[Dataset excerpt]
-------

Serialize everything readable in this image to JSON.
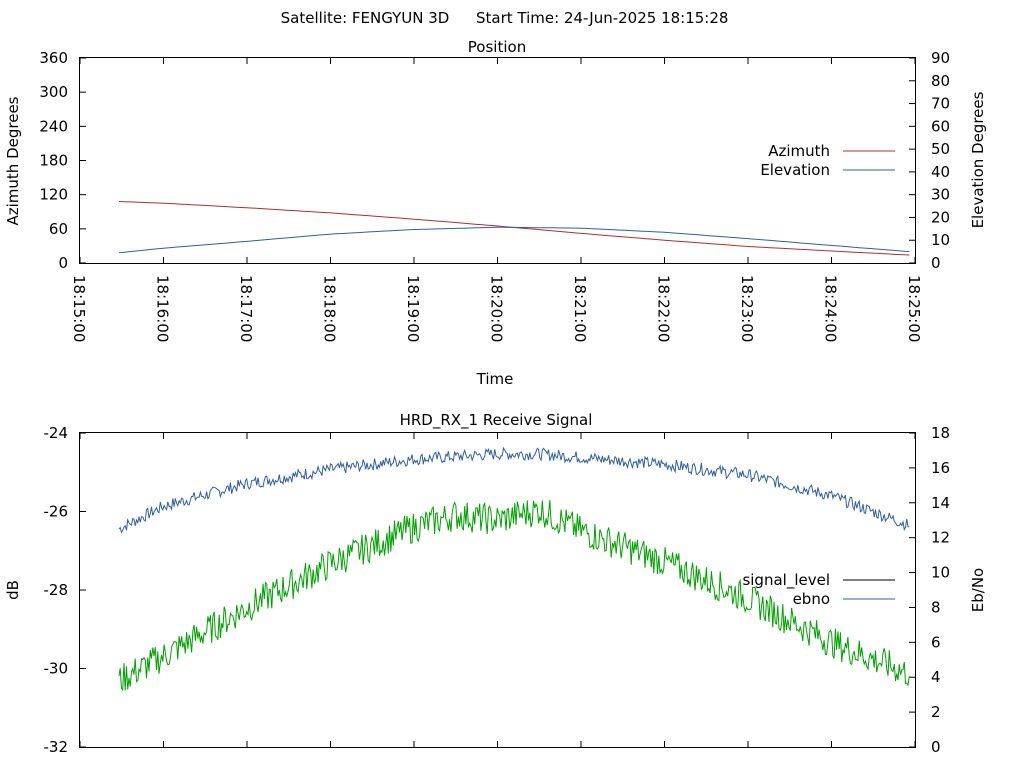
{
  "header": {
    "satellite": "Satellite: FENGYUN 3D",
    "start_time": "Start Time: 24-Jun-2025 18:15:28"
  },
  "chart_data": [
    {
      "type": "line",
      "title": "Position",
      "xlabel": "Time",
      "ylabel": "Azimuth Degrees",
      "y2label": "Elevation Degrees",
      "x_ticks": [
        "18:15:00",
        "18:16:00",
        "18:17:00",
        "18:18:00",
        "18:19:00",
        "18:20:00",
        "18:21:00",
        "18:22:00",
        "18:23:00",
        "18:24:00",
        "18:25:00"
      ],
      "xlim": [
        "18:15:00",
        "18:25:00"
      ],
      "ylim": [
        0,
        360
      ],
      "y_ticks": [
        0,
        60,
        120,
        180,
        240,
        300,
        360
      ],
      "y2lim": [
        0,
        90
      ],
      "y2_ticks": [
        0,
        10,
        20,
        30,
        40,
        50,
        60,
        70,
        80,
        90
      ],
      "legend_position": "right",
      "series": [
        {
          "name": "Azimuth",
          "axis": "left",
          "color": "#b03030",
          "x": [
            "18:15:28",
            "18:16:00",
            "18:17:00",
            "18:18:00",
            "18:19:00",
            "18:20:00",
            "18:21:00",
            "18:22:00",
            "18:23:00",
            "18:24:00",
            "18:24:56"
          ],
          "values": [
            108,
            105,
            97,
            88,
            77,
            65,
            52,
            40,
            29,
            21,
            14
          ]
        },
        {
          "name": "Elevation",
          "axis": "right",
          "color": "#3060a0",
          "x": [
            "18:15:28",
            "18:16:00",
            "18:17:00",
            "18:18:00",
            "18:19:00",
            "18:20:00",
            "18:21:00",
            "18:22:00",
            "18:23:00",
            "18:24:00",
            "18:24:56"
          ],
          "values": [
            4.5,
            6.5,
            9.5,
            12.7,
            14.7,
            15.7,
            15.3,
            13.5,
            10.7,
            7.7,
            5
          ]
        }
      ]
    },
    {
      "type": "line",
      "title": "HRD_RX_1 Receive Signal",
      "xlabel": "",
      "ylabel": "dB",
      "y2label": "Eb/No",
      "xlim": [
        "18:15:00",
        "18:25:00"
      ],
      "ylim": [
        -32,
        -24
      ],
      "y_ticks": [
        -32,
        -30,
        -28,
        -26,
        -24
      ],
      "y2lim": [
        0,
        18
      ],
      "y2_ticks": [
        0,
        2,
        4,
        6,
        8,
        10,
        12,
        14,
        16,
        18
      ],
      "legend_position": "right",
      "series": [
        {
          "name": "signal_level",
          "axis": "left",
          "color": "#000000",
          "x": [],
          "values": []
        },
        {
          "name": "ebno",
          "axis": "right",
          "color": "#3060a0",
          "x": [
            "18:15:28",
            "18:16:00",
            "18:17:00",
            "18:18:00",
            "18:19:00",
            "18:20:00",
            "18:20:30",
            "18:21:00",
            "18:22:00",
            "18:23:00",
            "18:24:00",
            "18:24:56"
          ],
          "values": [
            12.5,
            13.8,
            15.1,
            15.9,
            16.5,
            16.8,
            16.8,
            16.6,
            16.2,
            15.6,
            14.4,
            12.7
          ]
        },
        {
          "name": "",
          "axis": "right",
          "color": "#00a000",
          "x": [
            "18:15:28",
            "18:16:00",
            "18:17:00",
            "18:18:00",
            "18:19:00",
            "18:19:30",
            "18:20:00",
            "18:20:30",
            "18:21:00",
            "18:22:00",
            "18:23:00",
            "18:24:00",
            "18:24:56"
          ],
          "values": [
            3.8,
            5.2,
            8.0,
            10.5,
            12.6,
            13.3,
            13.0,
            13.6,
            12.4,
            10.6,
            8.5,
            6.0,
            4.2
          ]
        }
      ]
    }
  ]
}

-------

STATED EXERCISE: Output all of the entries verbatim, leaving out any images.

EXPECTED ANSWER:
Serialize everything readable in this image to JSON.
{
  "header": {
    "satellite": "Satellite: FENGYUN 3D",
    "start_time": "Start Time: 24-Jun-2025 18:15:28"
  },
  "chart_data": [
    {
      "type": "line",
      "title": "Position",
      "xlabel": "Time",
      "ylabel": "Azimuth Degrees",
      "y2label": "Elevation Degrees",
      "x_ticks": [
        "18:15:00",
        "18:16:00",
        "18:17:00",
        "18:18:00",
        "18:19:00",
        "18:20:00",
        "18:21:00",
        "18:22:00",
        "18:23:00",
        "18:24:00",
        "18:25:00"
      ],
      "xlim": [
        "18:15:00",
        "18:25:00"
      ],
      "ylim": [
        0,
        360
      ],
      "y_ticks": [
        0,
        60,
        120,
        180,
        240,
        300,
        360
      ],
      "y2lim": [
        0,
        90
      ],
      "y2_ticks": [
        0,
        10,
        20,
        30,
        40,
        50,
        60,
        70,
        80,
        90
      ],
      "legend_position": "right",
      "series": [
        {
          "name": "Azimuth",
          "axis": "left",
          "color": "#b03030",
          "x": [
            "18:15:28",
            "18:16:00",
            "18:17:00",
            "18:18:00",
            "18:19:00",
            "18:20:00",
            "18:21:00",
            "18:22:00",
            "18:23:00",
            "18:24:00",
            "18:24:56"
          ],
          "values": [
            108,
            105,
            97,
            88,
            77,
            65,
            52,
            40,
            29,
            21,
            14
          ]
        },
        {
          "name": "Elevation",
          "axis": "right",
          "color": "#3060a0",
          "x": [
            "18:15:28",
            "18:16:00",
            "18:17:00",
            "18:18:00",
            "18:19:00",
            "18:20:00",
            "18:21:00",
            "18:22:00",
            "18:23:00",
            "18:24:00",
            "18:24:56"
          ],
          "values": [
            4.5,
            6.5,
            9.5,
            12.7,
            14.7,
            15.7,
            15.3,
            13.5,
            10.7,
            7.7,
            5
          ]
        }
      ]
    },
    {
      "type": "line",
      "title": "HRD_RX_1 Receive Signal",
      "xlabel": "",
      "ylabel": "dB",
      "y2label": "Eb/No",
      "xlim": [
        "18:15:00",
        "18:25:00"
      ],
      "ylim": [
        -32,
        -24
      ],
      "y_ticks": [
        -32,
        -30,
        -28,
        -26,
        -24
      ],
      "y2lim": [
        0,
        18
      ],
      "y2_ticks": [
        0,
        2,
        4,
        6,
        8,
        10,
        12,
        14,
        16,
        18
      ],
      "legend_position": "right",
      "series": [
        {
          "name": "signal_level",
          "axis": "left",
          "color": "#000000",
          "x": [],
          "values": []
        },
        {
          "name": "ebno",
          "axis": "right",
          "color": "#3060a0",
          "x": [
            "18:15:28",
            "18:16:00",
            "18:17:00",
            "18:18:00",
            "18:19:00",
            "18:20:00",
            "18:20:30",
            "18:21:00",
            "18:22:00",
            "18:23:00",
            "18:24:00",
            "18:24:56"
          ],
          "values": [
            12.5,
            13.8,
            15.1,
            15.9,
            16.5,
            16.8,
            16.8,
            16.6,
            16.2,
            15.6,
            14.4,
            12.7
          ]
        },
        {
          "name": "",
          "axis": "right",
          "color": "#00a000",
          "x": [
            "18:15:28",
            "18:16:00",
            "18:17:00",
            "18:18:00",
            "18:19:00",
            "18:19:30",
            "18:20:00",
            "18:20:30",
            "18:21:00",
            "18:22:00",
            "18:23:00",
            "18:24:00",
            "18:24:56"
          ],
          "values": [
            3.8,
            5.2,
            8.0,
            10.5,
            12.6,
            13.3,
            13.0,
            13.6,
            12.4,
            10.6,
            8.5,
            6.0,
            4.2
          ]
        }
      ]
    }
  ]
}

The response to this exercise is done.